• **Exercise brief**
Scan the material below for the string "median", and copy every line where it shows up.

# # # # # # #

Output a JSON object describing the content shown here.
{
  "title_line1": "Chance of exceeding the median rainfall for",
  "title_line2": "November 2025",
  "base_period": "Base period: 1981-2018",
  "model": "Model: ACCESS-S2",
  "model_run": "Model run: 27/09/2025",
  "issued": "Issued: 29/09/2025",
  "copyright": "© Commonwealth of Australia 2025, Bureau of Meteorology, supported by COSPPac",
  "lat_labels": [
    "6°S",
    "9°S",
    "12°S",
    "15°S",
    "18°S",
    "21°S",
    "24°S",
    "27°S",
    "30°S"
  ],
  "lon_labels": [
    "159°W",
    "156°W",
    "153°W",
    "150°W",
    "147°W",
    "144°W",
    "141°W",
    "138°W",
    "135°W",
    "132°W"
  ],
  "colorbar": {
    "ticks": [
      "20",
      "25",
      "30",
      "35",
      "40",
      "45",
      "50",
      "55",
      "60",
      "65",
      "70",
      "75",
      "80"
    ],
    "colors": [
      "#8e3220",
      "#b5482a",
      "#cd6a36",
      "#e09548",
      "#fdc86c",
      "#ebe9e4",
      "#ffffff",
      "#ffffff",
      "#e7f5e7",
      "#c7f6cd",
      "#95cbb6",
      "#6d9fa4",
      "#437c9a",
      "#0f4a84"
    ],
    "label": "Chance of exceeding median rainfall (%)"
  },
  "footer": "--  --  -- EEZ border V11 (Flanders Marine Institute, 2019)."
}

# # # # # # #

• **Correct output**
  "title_line1": "Chance of exceeding the median rainfall for",
    "label": "Chance of exceeding median rainfall (%)"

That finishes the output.